"""
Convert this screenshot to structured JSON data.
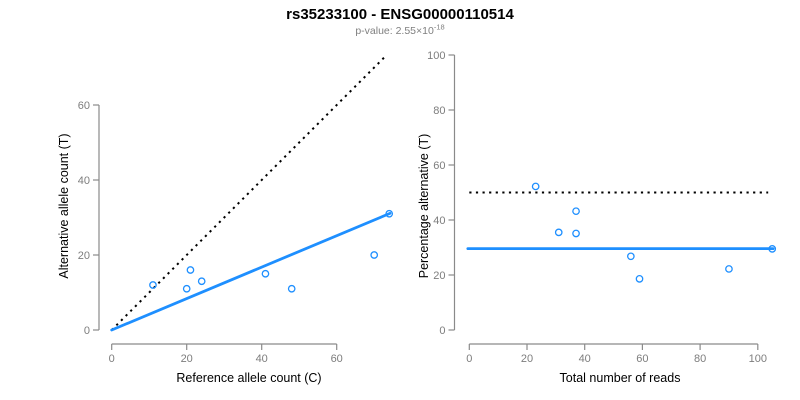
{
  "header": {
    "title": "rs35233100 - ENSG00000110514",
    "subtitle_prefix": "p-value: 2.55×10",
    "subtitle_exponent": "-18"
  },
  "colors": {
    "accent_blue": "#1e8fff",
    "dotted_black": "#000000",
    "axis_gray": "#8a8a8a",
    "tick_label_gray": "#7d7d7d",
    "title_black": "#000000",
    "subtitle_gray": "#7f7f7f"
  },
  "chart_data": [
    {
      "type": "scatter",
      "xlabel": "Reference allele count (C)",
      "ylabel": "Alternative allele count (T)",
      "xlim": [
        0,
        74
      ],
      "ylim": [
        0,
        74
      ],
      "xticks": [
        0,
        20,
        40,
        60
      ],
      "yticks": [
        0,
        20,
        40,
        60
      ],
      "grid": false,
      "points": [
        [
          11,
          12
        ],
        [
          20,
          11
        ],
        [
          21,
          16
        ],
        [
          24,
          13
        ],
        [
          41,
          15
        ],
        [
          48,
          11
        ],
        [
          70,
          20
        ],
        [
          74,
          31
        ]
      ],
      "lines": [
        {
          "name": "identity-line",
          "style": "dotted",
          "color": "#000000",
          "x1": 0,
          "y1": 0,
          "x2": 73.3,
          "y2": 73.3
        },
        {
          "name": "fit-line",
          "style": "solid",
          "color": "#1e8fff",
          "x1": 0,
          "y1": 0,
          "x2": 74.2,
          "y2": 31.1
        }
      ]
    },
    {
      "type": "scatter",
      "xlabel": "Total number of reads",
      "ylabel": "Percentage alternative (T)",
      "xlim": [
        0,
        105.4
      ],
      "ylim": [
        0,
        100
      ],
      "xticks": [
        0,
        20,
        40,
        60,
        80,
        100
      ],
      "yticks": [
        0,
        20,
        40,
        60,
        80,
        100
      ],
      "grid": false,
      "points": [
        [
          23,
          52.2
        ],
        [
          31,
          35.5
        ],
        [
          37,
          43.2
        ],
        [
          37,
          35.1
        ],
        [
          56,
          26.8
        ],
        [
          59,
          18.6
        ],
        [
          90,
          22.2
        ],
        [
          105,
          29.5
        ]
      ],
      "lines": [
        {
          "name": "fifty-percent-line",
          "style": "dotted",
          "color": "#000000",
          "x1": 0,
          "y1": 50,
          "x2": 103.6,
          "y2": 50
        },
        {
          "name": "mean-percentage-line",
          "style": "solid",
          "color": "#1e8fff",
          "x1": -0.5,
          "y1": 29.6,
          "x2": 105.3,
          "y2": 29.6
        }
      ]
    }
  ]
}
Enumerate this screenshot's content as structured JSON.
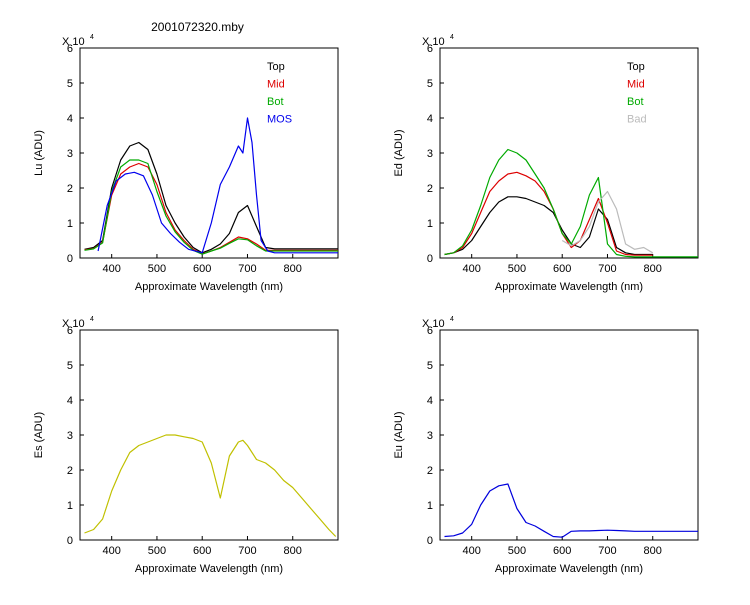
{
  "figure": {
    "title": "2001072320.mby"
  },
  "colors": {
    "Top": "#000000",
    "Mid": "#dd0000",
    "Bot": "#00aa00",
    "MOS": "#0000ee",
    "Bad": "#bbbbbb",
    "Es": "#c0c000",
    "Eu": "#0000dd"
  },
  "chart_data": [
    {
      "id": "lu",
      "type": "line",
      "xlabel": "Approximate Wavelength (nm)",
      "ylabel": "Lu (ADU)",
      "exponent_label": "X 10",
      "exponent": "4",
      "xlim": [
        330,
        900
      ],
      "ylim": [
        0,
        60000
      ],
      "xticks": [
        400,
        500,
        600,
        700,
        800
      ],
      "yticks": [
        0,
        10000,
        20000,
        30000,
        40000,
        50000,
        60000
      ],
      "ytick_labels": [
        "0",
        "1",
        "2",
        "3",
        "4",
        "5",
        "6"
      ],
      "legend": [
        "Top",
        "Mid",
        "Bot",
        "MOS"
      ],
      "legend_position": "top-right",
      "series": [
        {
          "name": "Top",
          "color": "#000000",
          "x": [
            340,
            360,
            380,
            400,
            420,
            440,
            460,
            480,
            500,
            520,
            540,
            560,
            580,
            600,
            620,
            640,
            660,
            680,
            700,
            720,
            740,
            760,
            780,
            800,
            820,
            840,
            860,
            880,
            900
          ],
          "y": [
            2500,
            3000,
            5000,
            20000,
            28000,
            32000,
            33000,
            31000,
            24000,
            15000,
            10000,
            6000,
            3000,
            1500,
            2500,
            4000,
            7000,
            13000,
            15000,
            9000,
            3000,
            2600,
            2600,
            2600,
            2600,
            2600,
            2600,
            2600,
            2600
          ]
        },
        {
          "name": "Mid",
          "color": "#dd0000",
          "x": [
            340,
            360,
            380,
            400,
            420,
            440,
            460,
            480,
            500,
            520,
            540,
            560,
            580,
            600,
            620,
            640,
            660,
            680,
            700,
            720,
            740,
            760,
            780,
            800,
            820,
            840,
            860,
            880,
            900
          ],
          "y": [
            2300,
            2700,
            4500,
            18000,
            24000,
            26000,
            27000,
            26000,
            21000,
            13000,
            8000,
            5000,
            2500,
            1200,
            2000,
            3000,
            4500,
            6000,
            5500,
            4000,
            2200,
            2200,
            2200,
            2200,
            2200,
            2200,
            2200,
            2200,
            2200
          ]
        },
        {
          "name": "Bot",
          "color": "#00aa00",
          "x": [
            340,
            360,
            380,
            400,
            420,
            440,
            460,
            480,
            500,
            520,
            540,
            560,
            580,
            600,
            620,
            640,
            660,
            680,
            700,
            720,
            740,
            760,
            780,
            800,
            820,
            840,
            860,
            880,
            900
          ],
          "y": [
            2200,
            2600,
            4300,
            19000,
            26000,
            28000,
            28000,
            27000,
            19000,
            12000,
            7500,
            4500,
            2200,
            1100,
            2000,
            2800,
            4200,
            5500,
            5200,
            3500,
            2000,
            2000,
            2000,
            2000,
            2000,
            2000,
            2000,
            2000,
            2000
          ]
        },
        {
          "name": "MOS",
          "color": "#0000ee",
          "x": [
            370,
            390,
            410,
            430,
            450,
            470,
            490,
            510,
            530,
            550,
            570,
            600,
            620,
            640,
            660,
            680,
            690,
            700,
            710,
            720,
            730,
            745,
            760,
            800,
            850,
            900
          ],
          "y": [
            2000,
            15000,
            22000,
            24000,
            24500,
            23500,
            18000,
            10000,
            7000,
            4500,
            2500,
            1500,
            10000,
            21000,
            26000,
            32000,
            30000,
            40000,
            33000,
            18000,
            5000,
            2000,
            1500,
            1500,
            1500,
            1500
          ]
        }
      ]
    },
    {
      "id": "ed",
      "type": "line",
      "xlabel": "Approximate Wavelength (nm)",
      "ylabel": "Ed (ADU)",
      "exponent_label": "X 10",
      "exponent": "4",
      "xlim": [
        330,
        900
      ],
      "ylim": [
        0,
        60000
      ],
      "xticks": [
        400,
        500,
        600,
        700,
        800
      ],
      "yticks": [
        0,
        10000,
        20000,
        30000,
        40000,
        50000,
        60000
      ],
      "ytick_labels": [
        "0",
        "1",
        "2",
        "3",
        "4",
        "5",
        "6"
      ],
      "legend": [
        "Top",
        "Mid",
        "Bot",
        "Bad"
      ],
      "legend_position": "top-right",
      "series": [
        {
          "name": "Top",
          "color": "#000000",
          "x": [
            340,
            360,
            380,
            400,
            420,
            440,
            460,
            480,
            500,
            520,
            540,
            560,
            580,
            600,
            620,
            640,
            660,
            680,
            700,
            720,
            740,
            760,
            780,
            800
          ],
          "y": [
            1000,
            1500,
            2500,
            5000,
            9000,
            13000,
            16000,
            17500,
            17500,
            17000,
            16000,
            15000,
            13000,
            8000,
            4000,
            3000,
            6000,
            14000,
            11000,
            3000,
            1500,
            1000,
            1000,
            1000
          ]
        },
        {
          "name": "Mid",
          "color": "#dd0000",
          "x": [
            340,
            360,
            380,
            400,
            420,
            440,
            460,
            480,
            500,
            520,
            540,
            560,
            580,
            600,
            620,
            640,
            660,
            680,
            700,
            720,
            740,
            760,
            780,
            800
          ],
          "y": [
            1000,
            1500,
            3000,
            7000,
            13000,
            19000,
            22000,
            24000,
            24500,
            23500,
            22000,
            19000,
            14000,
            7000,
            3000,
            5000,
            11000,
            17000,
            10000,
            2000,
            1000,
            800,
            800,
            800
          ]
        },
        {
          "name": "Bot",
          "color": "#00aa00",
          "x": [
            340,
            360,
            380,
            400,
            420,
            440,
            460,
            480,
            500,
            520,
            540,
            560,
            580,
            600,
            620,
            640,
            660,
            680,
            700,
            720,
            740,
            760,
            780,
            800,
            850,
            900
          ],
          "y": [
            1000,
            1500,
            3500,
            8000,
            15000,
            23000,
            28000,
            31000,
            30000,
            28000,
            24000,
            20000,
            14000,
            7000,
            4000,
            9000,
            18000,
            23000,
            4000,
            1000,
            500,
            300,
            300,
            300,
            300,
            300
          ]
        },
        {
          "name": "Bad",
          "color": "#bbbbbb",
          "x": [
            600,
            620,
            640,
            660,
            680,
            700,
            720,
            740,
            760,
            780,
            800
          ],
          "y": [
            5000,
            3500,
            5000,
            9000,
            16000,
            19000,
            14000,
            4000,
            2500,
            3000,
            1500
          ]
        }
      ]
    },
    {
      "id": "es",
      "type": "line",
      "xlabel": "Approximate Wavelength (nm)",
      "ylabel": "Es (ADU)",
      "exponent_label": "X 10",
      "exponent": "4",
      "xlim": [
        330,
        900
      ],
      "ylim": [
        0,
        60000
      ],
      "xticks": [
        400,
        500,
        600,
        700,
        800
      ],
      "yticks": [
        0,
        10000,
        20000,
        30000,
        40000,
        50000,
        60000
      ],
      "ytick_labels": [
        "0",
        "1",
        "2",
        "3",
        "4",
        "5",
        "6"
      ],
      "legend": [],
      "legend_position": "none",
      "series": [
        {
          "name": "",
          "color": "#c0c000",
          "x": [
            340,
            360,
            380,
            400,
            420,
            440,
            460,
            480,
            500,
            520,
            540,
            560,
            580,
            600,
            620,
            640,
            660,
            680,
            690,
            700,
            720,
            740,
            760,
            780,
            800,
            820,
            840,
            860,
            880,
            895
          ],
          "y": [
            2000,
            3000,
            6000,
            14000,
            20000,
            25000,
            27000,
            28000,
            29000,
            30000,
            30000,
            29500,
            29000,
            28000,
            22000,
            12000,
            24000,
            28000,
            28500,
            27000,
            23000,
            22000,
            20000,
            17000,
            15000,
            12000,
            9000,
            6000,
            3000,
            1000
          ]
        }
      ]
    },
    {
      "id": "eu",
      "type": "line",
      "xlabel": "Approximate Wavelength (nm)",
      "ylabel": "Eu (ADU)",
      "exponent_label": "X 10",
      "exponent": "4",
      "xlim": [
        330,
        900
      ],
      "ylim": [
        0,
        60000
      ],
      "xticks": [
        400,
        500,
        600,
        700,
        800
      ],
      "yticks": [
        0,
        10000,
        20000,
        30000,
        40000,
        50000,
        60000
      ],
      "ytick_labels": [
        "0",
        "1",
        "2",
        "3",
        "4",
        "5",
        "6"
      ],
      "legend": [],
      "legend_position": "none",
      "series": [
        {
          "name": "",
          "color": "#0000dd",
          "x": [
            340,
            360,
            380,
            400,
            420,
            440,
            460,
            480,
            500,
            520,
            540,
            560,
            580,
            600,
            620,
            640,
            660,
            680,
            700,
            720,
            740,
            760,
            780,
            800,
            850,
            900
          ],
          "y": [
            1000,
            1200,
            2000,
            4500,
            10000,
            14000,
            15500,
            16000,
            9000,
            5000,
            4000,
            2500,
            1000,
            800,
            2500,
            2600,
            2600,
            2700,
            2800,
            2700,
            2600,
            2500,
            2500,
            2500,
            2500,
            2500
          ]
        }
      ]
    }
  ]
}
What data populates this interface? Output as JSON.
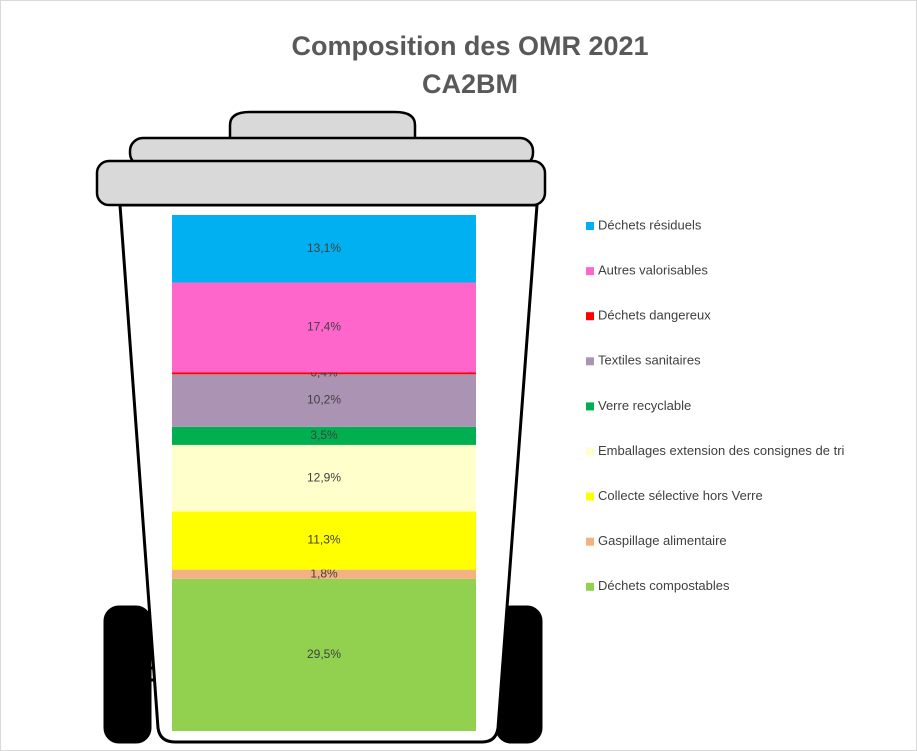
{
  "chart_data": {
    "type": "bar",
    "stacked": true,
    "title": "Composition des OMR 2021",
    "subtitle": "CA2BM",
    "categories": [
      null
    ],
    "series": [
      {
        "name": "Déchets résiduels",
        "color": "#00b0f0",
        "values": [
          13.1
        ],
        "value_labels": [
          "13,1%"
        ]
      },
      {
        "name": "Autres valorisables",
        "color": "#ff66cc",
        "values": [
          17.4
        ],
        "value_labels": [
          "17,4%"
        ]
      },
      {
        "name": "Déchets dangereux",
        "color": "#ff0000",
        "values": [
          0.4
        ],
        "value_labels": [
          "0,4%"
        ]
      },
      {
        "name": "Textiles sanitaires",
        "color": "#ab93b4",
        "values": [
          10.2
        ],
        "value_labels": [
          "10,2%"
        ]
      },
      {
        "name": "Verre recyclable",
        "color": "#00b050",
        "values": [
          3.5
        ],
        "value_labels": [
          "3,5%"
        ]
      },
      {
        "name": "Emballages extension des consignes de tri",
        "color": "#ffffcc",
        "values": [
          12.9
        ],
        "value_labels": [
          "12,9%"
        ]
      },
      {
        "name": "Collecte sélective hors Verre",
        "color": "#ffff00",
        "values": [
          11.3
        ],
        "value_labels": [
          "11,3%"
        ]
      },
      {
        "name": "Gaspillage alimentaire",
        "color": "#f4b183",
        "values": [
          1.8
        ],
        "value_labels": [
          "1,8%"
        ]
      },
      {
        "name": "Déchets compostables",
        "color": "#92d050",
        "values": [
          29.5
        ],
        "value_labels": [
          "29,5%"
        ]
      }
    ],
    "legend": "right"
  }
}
"""
== Short problem ==
Give the number of lines in the material above that have the word "Verre" in them, and nothing more.

== Response below ==
2